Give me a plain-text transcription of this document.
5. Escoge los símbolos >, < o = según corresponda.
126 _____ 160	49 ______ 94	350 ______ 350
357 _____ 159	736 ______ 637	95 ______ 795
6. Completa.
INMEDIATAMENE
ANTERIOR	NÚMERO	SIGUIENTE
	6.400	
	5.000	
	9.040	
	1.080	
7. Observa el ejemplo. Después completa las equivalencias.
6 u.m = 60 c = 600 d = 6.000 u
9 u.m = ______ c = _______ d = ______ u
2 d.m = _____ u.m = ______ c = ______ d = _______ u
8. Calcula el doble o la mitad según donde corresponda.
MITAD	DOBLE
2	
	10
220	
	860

□ □ □

What you have to do »
Repeat each entry word for word.

Written response »
Give me a plain-text transcription of this document.
5. Escoge los símbolos >, < o = según corresponda.
126 _____ 160	49 ______ 94	350 ______ 350
357 _____ 159	736 ______ 637	95 ______ 795
6. Completa.
INMEDIATAMENE
ANTERIOR	NÚMERO	SIGUIENTE
	6.400	
	5.000	
	9.040	
	1.080	
7. Observa el ejemplo. Después completa las equivalencias.
6 u.m = 60 c = 600 d = 6.000 u
9 u.m = ______ c = _______ d = ______ u
2 d.m = _____ u.m = ______ c = ______ d = _______ u
8. Calcula el doble o la mitad según donde corresponda.
MITAD	DOBLE
2	
	10
220	
	860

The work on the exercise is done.